::: MATERIAL PROVIDED

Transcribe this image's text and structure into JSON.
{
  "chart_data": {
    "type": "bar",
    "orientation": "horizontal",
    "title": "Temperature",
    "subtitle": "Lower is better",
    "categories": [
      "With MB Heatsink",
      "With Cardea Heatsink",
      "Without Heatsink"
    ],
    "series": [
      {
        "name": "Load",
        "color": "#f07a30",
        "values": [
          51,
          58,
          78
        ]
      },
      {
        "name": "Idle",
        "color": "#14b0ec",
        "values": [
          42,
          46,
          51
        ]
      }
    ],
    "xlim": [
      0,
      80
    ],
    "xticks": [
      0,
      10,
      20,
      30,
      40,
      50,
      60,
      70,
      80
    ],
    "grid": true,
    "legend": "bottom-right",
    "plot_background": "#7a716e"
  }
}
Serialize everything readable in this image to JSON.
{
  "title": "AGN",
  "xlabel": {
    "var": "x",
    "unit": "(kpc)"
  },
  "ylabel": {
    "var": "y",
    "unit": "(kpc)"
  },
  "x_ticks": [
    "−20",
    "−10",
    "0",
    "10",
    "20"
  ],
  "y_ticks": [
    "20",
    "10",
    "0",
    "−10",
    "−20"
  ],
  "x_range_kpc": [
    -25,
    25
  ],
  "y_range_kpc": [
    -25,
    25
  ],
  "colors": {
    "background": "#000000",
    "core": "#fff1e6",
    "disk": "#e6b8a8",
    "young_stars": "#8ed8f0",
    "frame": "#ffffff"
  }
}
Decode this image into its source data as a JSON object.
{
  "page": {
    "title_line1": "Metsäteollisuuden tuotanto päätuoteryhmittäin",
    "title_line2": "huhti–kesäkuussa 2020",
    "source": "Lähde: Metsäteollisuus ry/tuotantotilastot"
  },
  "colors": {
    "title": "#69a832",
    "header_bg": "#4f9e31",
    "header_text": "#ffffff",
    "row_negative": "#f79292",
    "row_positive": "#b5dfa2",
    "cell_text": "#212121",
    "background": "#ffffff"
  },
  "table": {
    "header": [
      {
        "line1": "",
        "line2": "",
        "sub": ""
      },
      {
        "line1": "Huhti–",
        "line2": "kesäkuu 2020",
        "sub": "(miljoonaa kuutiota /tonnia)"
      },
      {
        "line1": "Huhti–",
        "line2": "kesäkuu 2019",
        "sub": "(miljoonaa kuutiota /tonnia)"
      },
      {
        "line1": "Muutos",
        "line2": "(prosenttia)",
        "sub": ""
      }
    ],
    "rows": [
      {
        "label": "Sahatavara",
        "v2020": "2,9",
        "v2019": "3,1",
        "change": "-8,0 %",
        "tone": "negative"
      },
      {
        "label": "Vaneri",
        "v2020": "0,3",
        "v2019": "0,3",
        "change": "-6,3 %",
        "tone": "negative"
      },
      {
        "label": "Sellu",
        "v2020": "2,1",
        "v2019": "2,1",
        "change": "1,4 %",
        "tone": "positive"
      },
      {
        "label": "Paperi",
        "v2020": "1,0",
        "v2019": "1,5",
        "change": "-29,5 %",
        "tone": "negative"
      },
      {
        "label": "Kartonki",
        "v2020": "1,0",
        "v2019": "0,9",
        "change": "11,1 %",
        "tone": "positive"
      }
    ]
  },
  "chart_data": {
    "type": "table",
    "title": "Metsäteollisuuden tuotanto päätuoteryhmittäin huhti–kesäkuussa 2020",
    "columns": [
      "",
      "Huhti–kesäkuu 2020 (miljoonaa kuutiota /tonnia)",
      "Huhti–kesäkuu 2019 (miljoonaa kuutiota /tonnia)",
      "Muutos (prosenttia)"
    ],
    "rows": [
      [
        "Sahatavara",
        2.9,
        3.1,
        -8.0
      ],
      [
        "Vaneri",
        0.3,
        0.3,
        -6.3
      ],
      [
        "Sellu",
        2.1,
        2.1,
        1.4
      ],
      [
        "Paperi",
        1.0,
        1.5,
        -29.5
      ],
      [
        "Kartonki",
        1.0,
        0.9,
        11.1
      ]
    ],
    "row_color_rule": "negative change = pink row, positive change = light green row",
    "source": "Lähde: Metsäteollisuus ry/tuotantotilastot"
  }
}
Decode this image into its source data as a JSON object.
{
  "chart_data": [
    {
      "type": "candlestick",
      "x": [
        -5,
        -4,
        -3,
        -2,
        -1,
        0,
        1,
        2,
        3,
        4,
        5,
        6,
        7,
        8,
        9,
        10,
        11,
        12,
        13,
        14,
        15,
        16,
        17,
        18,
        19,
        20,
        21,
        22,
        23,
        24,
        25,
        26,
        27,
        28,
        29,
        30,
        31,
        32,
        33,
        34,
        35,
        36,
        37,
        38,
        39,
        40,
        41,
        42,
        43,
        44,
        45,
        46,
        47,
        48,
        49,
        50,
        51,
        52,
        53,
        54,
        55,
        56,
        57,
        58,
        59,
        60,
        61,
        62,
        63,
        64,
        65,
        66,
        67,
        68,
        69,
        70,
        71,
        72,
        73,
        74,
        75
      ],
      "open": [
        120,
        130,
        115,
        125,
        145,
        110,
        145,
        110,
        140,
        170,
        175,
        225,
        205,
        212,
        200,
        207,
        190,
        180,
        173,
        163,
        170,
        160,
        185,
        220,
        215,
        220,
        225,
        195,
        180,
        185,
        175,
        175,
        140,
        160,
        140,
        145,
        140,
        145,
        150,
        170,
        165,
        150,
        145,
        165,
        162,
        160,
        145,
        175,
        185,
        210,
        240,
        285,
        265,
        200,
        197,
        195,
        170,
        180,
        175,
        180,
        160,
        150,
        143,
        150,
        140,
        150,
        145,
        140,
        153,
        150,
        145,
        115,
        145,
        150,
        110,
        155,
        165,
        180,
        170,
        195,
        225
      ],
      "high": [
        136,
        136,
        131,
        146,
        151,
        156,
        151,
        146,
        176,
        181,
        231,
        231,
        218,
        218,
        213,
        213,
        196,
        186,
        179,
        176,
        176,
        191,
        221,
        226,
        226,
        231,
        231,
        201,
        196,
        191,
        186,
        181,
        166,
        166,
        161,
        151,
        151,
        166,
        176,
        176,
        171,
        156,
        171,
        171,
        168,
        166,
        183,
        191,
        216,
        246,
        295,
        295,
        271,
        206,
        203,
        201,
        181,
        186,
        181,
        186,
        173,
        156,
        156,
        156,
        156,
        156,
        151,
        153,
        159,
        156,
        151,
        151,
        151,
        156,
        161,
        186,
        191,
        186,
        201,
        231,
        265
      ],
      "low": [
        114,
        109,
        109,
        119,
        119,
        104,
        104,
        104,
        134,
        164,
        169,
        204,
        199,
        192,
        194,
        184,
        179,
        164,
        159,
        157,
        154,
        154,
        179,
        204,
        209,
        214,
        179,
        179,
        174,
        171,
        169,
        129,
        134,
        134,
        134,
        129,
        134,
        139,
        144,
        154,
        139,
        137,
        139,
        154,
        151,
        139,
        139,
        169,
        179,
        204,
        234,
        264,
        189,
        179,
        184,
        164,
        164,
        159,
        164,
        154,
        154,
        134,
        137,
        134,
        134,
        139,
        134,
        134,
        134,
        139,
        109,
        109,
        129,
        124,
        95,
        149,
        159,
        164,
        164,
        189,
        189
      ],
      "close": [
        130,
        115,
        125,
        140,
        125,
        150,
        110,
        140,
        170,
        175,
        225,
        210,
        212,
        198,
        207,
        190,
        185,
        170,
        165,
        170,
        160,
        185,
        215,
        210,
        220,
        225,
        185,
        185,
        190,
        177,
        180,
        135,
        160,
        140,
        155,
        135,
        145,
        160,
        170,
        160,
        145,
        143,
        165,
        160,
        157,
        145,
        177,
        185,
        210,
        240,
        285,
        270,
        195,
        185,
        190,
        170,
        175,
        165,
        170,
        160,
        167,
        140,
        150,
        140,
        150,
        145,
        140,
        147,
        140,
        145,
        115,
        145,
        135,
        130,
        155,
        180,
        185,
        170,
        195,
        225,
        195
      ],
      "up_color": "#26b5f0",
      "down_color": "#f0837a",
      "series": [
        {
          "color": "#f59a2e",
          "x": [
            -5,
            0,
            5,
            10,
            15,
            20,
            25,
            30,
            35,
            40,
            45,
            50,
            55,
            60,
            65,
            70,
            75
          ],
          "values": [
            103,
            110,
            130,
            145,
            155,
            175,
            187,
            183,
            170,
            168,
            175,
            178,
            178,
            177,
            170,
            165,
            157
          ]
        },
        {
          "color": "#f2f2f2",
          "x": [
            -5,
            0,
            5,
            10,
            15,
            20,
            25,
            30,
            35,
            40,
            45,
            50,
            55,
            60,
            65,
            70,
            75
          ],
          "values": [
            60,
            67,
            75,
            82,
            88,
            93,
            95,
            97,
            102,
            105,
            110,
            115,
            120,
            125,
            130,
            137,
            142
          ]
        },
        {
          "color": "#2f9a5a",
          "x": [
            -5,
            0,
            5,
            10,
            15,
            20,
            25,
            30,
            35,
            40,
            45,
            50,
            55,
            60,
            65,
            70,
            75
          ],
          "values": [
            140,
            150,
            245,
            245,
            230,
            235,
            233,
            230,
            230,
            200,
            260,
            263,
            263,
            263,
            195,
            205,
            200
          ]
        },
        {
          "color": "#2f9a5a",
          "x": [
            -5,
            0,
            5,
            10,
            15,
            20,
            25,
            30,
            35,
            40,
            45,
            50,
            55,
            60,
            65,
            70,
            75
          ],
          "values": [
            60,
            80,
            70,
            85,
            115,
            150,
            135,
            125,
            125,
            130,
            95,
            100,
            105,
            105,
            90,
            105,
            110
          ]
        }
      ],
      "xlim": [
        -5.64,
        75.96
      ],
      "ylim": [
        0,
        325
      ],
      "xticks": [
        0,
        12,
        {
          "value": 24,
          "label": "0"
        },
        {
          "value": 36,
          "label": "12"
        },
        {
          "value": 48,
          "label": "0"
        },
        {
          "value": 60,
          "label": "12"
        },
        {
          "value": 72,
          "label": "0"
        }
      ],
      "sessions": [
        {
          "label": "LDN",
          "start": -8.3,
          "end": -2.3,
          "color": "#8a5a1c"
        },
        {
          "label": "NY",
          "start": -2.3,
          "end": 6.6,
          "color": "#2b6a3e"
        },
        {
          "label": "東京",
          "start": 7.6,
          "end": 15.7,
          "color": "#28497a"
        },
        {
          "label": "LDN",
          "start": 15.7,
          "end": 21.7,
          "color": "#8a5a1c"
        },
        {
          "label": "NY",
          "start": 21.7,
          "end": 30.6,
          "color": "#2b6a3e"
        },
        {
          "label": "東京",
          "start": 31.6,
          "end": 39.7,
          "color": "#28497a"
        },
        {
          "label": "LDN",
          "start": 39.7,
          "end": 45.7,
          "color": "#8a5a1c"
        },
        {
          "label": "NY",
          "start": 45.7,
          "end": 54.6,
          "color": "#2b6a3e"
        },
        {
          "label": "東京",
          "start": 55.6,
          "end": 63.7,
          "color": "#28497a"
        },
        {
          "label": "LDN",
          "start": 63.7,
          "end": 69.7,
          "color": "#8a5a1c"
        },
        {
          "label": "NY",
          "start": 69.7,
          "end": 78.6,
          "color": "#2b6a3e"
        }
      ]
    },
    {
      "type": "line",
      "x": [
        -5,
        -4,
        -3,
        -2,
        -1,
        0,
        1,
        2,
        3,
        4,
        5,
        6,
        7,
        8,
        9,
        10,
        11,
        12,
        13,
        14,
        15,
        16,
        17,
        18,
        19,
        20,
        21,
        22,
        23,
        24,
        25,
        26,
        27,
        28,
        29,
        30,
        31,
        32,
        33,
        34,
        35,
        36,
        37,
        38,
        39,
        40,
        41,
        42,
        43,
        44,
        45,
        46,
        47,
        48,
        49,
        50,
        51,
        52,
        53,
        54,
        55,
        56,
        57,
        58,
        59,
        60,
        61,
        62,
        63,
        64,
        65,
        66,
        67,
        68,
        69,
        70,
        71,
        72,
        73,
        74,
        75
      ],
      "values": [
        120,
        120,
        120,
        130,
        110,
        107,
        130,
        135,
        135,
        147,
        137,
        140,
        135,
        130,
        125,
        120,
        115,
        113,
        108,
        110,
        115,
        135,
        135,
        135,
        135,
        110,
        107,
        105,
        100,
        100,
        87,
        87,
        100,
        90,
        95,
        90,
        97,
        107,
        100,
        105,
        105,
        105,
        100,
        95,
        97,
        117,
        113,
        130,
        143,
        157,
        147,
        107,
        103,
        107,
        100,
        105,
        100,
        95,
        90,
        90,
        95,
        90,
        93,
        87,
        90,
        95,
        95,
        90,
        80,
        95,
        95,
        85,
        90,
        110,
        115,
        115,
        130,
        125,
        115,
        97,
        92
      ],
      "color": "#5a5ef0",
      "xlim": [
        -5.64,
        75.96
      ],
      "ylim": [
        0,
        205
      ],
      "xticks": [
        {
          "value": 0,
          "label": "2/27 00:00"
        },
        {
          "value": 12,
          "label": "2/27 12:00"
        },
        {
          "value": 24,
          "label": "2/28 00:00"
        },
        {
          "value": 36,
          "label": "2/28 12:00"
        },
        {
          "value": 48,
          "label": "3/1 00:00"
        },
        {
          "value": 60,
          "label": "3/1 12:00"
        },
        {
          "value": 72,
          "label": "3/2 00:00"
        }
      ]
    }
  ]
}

::::::

Check each line of the records for the word "Metsäteollisuuden", and show the lines that contain it.

    "title_line1": "Metsäteollisuuden tuotanto päätuoteryhmittäin",
    "title": "Metsäteollisuuden tuotanto päätuoteryhmittäin huhti–kesäkuussa 2020",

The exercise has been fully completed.